- What the exercise asks:
Copy every line of the listing below word for word. Leave out the pictures.

- Materials provided:
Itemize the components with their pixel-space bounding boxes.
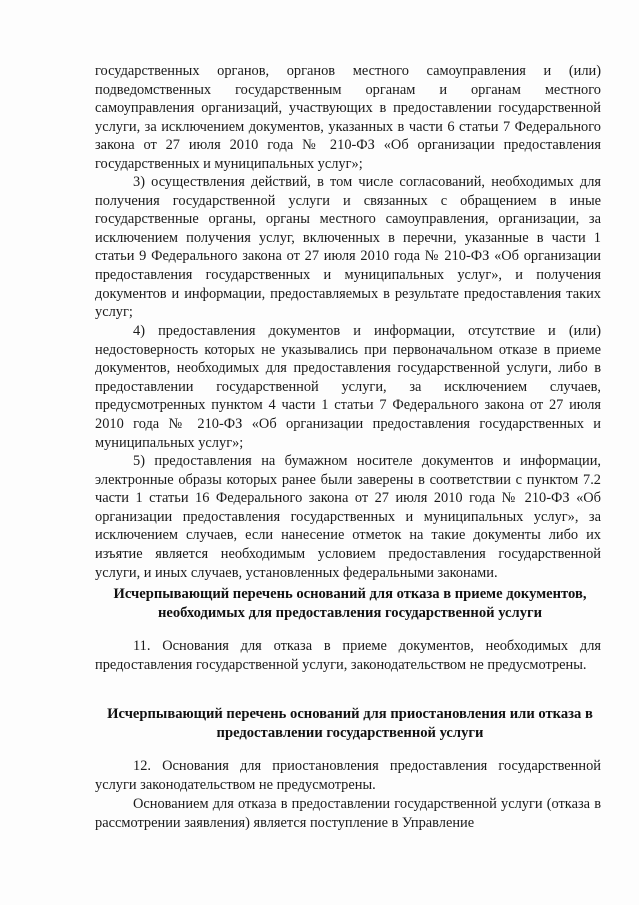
paragraph-11 bbox=[95, 637, 601, 674]
paragraph-12 bbox=[95, 757, 601, 794]
paragraph-item-5 bbox=[95, 452, 601, 582]
paragraph-text: 4) предоставления документов и информации, отсутствие и (или) недостоверность которых не указывались при первоначальном отказе в приеме документов, необходимых для предоставления государственной услуги, либо в предоставлении государственной услуги, за исключением случаев, предусмотренных пунктом 4 части 1 статьи 7 Федерального закона от 27 июля 2010 года № 210-ФЗ «Об организации предоставления государственных и муниципальных услуг»; bbox=[95, 323, 601, 451]
heading-text: Исчерпывающий перечень оснований для приостановления или отказа в предоставлении государственной услуги bbox=[107, 706, 593, 741]
paragraph-item-4 bbox=[95, 322, 601, 452]
heading-text: Исчерпывающий перечень оснований для отказа в приеме документов, необходимых для предоставления государственной услуги bbox=[113, 586, 587, 621]
paragraph-text: 3) осуществления действий, в том числе согласований, необходимых для получения государственной услуги и связанных с обращением в иные государственные органы, органы местного самоуправления, организации, за исключением получения услуг, включенных в перечни, указанные в части 1 статьи 9 Федерального закона от 27 июля 2010 года № 210-ФЗ «Об организации предоставления государственных и муниципальных услуг», и получения документов и информации, предоставляемых в результате предоставления таких услуг; bbox=[95, 174, 601, 321]
paragraph-item-3 bbox=[95, 173, 601, 322]
section-heading-2 bbox=[96, 705, 604, 743]
paragraph-text: Основанием для отказа в предоставлении государственной услуги (отказа в рассмотрении заявления) является поступление в Управление bbox=[95, 796, 601, 831]
paragraph-text: 5) предоставления на бумажном носителе документов и информации, электронные образы которых ранее были заверены в соответствии с пунктом 7.2 части 1 статьи 16 Федерального закона от 27 июля 2010 года № 210-ФЗ «Об организации предоставления государственных и муниципальных услуг», за исключением случаев, если нанесение отметок на такие документы либо их изъятие является необходимым условием предоставления государственной услуги, и иных случаев, установленных федеральными законами. bbox=[95, 453, 601, 581]
section-heading-1 bbox=[96, 585, 604, 623]
paragraph-continuation bbox=[95, 62, 601, 174]
paragraph-text: 11. Основания для отказа в приеме документов, необходимых для предоставления государственной услуги, законодательством не предусмотрены. bbox=[95, 638, 601, 673]
paragraph-text: государственных органов, органов местного самоуправления и (или) подведомственных государственным органам и органам местного самоуправления организаций, участвующих в предоставлении государственной услуги, за исключением документов, указанных в части 6 статьи 7 Федерального закона от 27 июля 2010 года № 210-ФЗ «Об организации предоставления государственных и муниципальных услуг»; bbox=[95, 63, 601, 172]
paragraph-text: 12. Основания для приостановления предоставления государственной услуги законодательством не предусмотрены. bbox=[95, 758, 601, 793]
paragraph-refusal bbox=[95, 795, 601, 832]
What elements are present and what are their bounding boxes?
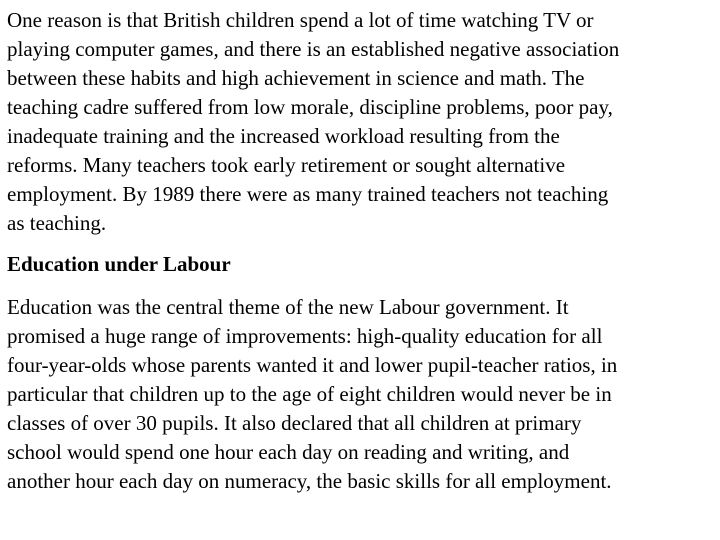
paragraph-line: inadequate training and the increased workload resulting from the: [7, 124, 560, 148]
section-heading: Education under Labour: [7, 252, 231, 276]
paragraph-line: Education was the central theme of the new Labour government. It: [7, 295, 569, 319]
paragraph-line: another hour each day on numeracy, the basic skills for all employment.: [7, 469, 612, 493]
paragraph-line: particular that children up to the age of eight children would never be in: [7, 382, 612, 406]
paragraph-line: promised a huge range of improvements: high-quality education for all: [7, 324, 603, 348]
document-page: [7, 6, 717, 496]
paragraph-line: classes of over 30 pupils. It also declared that all children at primary: [7, 411, 582, 435]
paragraph-line: teaching cadre suffered from low morale, discipline problems, poor pay,: [7, 95, 613, 119]
paragraph-line: as teaching.: [7, 211, 107, 235]
paragraph-line: four-year-olds whose parents wanted it and lower pupil-teacher ratios, in: [7, 353, 618, 377]
paragraph-line: playing computer games, and there is an established negative association: [7, 37, 620, 61]
paragraph-line: between these habits and high achievement in science and math. The: [7, 66, 585, 90]
paragraph-line: One reason is that British children spend a lot of time watching TV or: [7, 8, 594, 32]
paragraph-line: school would spend one hour each day on reading and writing, and: [7, 440, 570, 464]
paragraph-line: reforms. Many teachers took early retirement or sought alternative: [7, 153, 566, 177]
paragraph-2: [7, 293, 717, 496]
paragraph-1: [7, 6, 717, 238]
paragraph-line: employment. By 1989 there were as many trained teachers not teaching: [7, 182, 609, 206]
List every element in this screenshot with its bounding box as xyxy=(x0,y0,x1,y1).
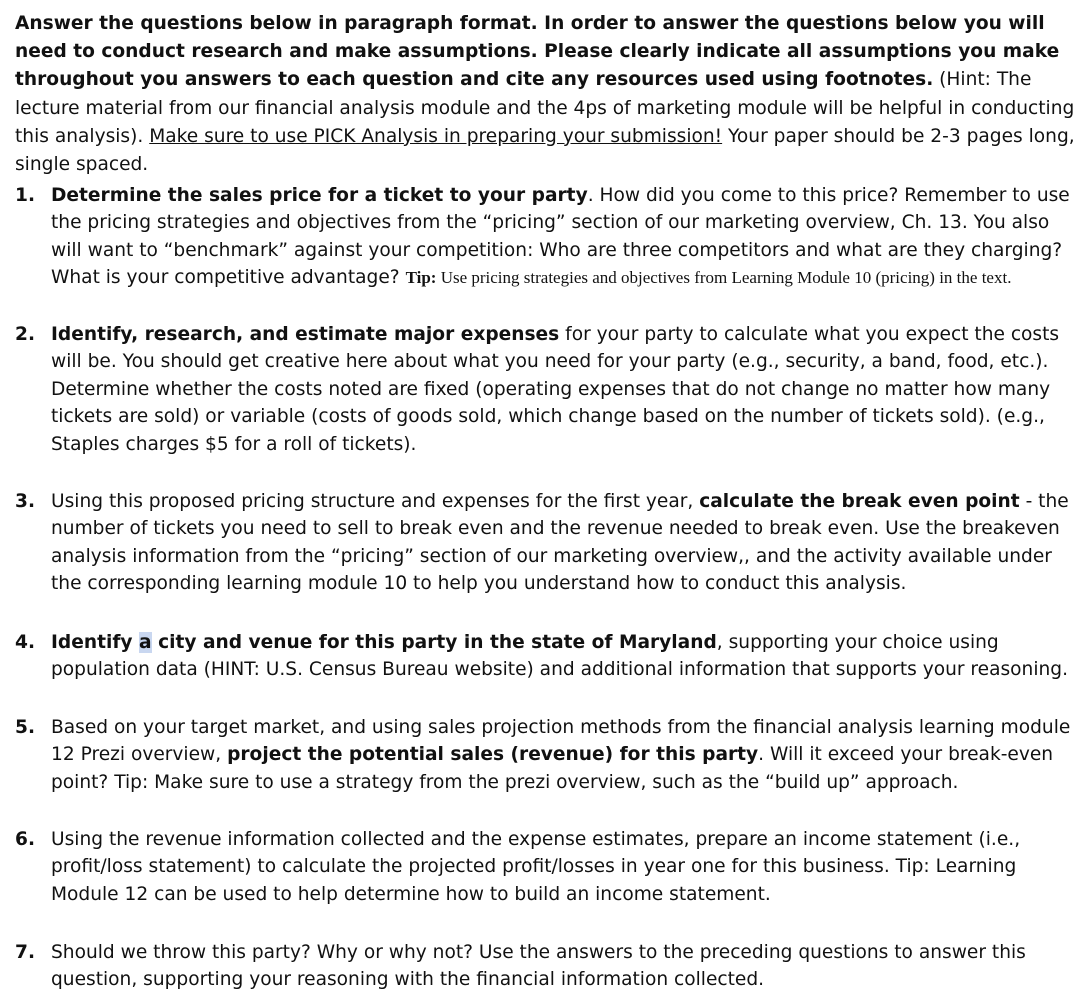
question-5 xyxy=(15,714,1077,796)
question-6 xyxy=(15,826,1077,908)
instructions-bold: Answer the questions below in paragraph format. In order to answer the questions below you will need to conduct research and make assumptions. Please clearly indicate all assumptions you make throughout you answers to each question and cite any resources used using footnotes. xyxy=(15,13,1060,91)
question-number: 6. xyxy=(15,829,36,850)
length-requirement: Your paper should be 2-3 pages long, single spaced. xyxy=(15,125,1075,176)
question-number: 7. xyxy=(15,942,36,963)
pick-analysis-note: Make sure to use PICK Analysis in preparing your submission! xyxy=(149,125,723,147)
question-text: Identify a city and venue for this party in the state of Maryland, supporting your choice using population data (HINT: U.S. Census Bureau website) and additional information that supports your reasoning. xyxy=(51,632,1069,681)
question-text: Determine the sales price for a ticket to your party. How did you come to this price? Remember to use the pricing strategies and objectives from the “pricing” section of our marketing overview, Ch. 13. You also will want to “benchmark” against your competition: Who are three competitors and what are they charging? What is your competitive advantage? Tip: Use pricing strategies and objectives from Learning Module 10 (pricing) in the text. xyxy=(51,185,1070,289)
question-1 xyxy=(15,182,1077,292)
question-7 xyxy=(15,939,1077,994)
text-selection-highlight: a xyxy=(139,632,152,653)
question-number: 5. xyxy=(15,717,36,738)
question-text: Using the revenue information collected and the expense estimates, prepare an income statement (i.e., profit/loss statement) to calculate the projected profit/losses in year one for this business. Tip: Learning Module 12 can be used to help determine how to build an income statement. xyxy=(51,829,1021,905)
question-text: Based on your target market, and using sales projection methods from the financial analysis learning module 12 Prezi overview, project the potential sales (revenue) for this party. Will it exceed your break-even point? Tip: Make sure to use a strategy from the prezi overview, such as the “build up” approach. xyxy=(51,717,1071,793)
question-3 xyxy=(15,488,1077,598)
question-text: Using this proposed pricing structure and expenses for the first year, calculate the break even point - the number of tickets you need to sell to break even and the revenue needed to break even. Use the breakeven analysis information from the “pricing” section of our marketing overview,, and the activity available under the corresponding learning module 10 to help you understand how to conduct this analysis. xyxy=(51,491,1069,595)
question-4 xyxy=(15,629,1077,684)
question-number: 2. xyxy=(15,324,36,345)
question-text: Identify, research, and estimate major expenses for your party to calculate what you expect the costs will be. You should get creative here about what you need for your party (e.g., security, a band, food, etc.). Determine whether the costs noted are fixed (operating expenses that do not change no matter how many tickets are sold) or variable (costs of goods sold, which change based on the number of tickets sold). (e.g., Staples charges $5 for a roll of tickets). xyxy=(51,324,1060,455)
instructions-hint: (Hint: The lecture material from our financial analysis module and the 4ps of marketing module will be helpful in conducting this analysis). xyxy=(15,69,1075,147)
question-number: 3. xyxy=(15,491,36,512)
instructions-paragraph xyxy=(15,10,1077,179)
question-2 xyxy=(15,321,1077,458)
question-text: Should we throw this party? Why or why not? Use the answers to the preceding questions to answer this question, supporting your reasoning with the financial information collected. xyxy=(51,942,1026,991)
question-number: 4. xyxy=(15,632,36,653)
question-number: 1. xyxy=(15,185,36,206)
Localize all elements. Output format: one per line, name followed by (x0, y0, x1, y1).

- Output for this task:
Itemize the components with their pixel-space bounding boxes.
paragraph-11 bbox=[95, 637, 601, 674]
paragraph-12 bbox=[95, 757, 601, 794]
paragraph-item-5 bbox=[95, 452, 601, 582]
paragraph-text: 4) предоставления документов и информации, отсутствие и (или) недостоверность которых не указывались при первоначальном отказе в приеме документов, необходимых для предоставления государственной услуги, либо в предоставлении государственной услуги, за исключением случаев, предусмотренных пунктом 4 части 1 статьи 7 Федерального закона от 27 июля 2010 года № 210-ФЗ «Об организации предоставления государственных и муниципальных услуг»; bbox=[95, 323, 601, 451]
heading-text: Исчерпывающий перечень оснований для приостановления или отказа в предоставлении государственной услуги bbox=[107, 706, 593, 741]
paragraph-item-4 bbox=[95, 322, 601, 452]
heading-text: Исчерпывающий перечень оснований для отказа в приеме документов, необходимых для предоставления государственной услуги bbox=[113, 586, 587, 621]
paragraph-text: 3) осуществления действий, в том числе согласований, необходимых для получения государственной услуги и связанных с обращением в иные государственные органы, органы местного самоуправления, организации, за исключением получения услуг, включенных в перечни, указанные в части 1 статьи 9 Федерального закона от 27 июля 2010 года № 210-ФЗ «Об организации предоставления государственных и муниципальных услуг», и получения документов и информации, предоставляемых в результате предоставления таких услуг; bbox=[95, 174, 601, 321]
paragraph-item-3 bbox=[95, 173, 601, 322]
section-heading-2 bbox=[96, 705, 604, 743]
paragraph-text: Основанием для отказа в предоставлении государственной услуги (отказа в рассмотрении заявления) является поступление в Управление bbox=[95, 796, 601, 831]
paragraph-text: 5) предоставления на бумажном носителе документов и информации, электронные образы которых ранее были заверены в соответствии с пунктом 7.2 части 1 статьи 16 Федерального закона от 27 июля 2010 года № 210-ФЗ «Об организации предоставления государственных и муниципальных услуг», за исключением случаев, если нанесение отметок на такие документы либо их изъятие является необходимым условием предоставления государственной услуги, и иных случаев, установленных федеральными законами. bbox=[95, 453, 601, 581]
section-heading-1 bbox=[96, 585, 604, 623]
paragraph-continuation bbox=[95, 62, 601, 174]
paragraph-text: 11. Основания для отказа в приеме документов, необходимых для предоставления государственной услуги, законодательством не предусмотрены. bbox=[95, 638, 601, 673]
paragraph-text: государственных органов, органов местного самоуправления и (или) подведомственных государственным органам и органам местного самоуправления организаций, участвующих в предоставлении государственной услуги, за исключением документов, указанных в части 6 статьи 7 Федерального закона от 27 июля 2010 года № 210-ФЗ «Об организации предоставления государственных и муниципальных услуг»; bbox=[95, 63, 601, 172]
paragraph-text: 12. Основания для приостановления предоставления государственной услуги законодательством не предусмотрены. bbox=[95, 758, 601, 793]
paragraph-refusal bbox=[95, 795, 601, 832]
What elements are present and what are their bounding boxes?
paragraph-line: inadequate training and the increased workload resulting from the: [7, 124, 560, 148]
section-heading: Education under Labour: [7, 252, 231, 276]
paragraph-line: Education was the central theme of the new Labour government. It: [7, 295, 569, 319]
paragraph-line: another hour each day on numeracy, the basic skills for all employment.: [7, 469, 612, 493]
paragraph-line: particular that children up to the age of eight children would never be in: [7, 382, 612, 406]
paragraph-line: promised a huge range of improvements: high-quality education for all: [7, 324, 603, 348]
document-page: [7, 6, 717, 496]
paragraph-line: classes of over 30 pupils. It also declared that all children at primary: [7, 411, 582, 435]
paragraph-line: teaching cadre suffered from low morale, discipline problems, poor pay,: [7, 95, 613, 119]
paragraph-line: as teaching.: [7, 211, 107, 235]
paragraph-line: four-year-olds whose parents wanted it and lower pupil-teacher ratios, in: [7, 353, 618, 377]
paragraph-line: playing computer games, and there is an established negative association: [7, 37, 620, 61]
paragraph-line: between these habits and high achievement in science and math. The: [7, 66, 585, 90]
paragraph-line: One reason is that British children spend a lot of time watching TV or: [7, 8, 594, 32]
paragraph-line: school would spend one hour each day on reading and writing, and: [7, 440, 570, 464]
paragraph-line: reforms. Many teachers took early retirement or sought alternative: [7, 153, 566, 177]
paragraph-2: [7, 293, 717, 496]
paragraph-1: [7, 6, 717, 238]
paragraph-line: employment. By 1989 there were as many trained teachers not teaching: [7, 182, 609, 206]
List every element in this screenshot with its bounding box as xyxy=(x0,y0,x1,y1).
question-5 xyxy=(15,714,1077,796)
question-6 xyxy=(15,826,1077,908)
instructions-bold: Answer the questions below in paragraph format. In order to answer the questions below you will need to conduct research and make assumptions. Please clearly indicate all assumptions you make throughout you answers to each question and cite any resources used using footnotes. xyxy=(15,13,1060,91)
question-number: 6. xyxy=(15,829,36,850)
length-requirement: Your paper should be 2-3 pages long, single spaced. xyxy=(15,125,1075,176)
question-number: 7. xyxy=(15,942,36,963)
pick-analysis-note: Make sure to use PICK Analysis in preparing your submission! xyxy=(149,125,723,147)
question-text: Identify a city and venue for this party in the state of Maryland, supporting your choice using population data (HINT: U.S. Census Bureau website) and additional information that supports your reasoning. xyxy=(51,632,1069,681)
question-text: Determine the sales price for a ticket to your party. How did you come to this price? Remember to use the pricing strategies and objectives from the “pricing” section of our marketing overview, Ch. 13. You also will want to “benchmark” against your competition: Who are three competitors and what are they charging? What is your competitive advantage? Tip: Use pricing strategies and objectives from Learning Module 10 (pricing) in the text. xyxy=(51,185,1070,289)
question-1 xyxy=(15,182,1077,292)
question-7 xyxy=(15,939,1077,994)
text-selection-highlight: a xyxy=(139,632,152,653)
question-number: 5. xyxy=(15,717,36,738)
question-text: Using the revenue information collected and the expense estimates, prepare an income statement (i.e., profit/loss statement) to calculate the projected profit/losses in year one for this business. Tip: Learning Module 12 can be used to help determine how to build an income statement. xyxy=(51,829,1021,905)
question-text: Based on your target market, and using sales projection methods from the financial analysis learning module 12 Prezi overview, project the potential sales (revenue) for this party. Will it exceed your break-even point? Tip: Make sure to use a strategy from the prezi overview, such as the “build up” approach. xyxy=(51,717,1071,793)
question-3 xyxy=(15,488,1077,598)
question-text: Using this proposed pricing structure and expenses for the first year, calculate the break even point - the number of tickets you need to sell to break even and the revenue needed to break even. Use the breakeven analysis information from the “pricing” section of our marketing overview,, and the activity available under the corresponding learning module 10 to help you understand how to conduct this analysis. xyxy=(51,491,1069,595)
question-4 xyxy=(15,629,1077,684)
question-number: 2. xyxy=(15,324,36,345)
question-text: Identify, research, and estimate major expenses for your party to calculate what you expect the costs will be. You should get creative here about what you need for your party (e.g., security, a band, food, etc.). Determine whether the costs noted are fixed (operating expenses that do not change no matter how many tickets are sold) or variable (costs of goods sold, which change based on the number of tickets sold). (e.g., Staples charges $5 for a roll of tickets). xyxy=(51,324,1060,455)
instructions-hint: (Hint: The lecture material from our financial analysis module and the 4ps of marketing module will be helpful in conducting this analysis). xyxy=(15,69,1075,147)
question-number: 3. xyxy=(15,491,36,512)
instructions-paragraph xyxy=(15,10,1077,179)
question-2 xyxy=(15,321,1077,458)
question-text: Should we throw this party? Why or why not? Use the answers to the preceding questions to answer this question, supporting your reasoning with the financial information collected. xyxy=(51,942,1026,991)
question-number: 4. xyxy=(15,632,36,653)
question-number: 1. xyxy=(15,185,36,206)
Localize all elements. Output format: one per line, name followed by (x0, y0, x1, y1).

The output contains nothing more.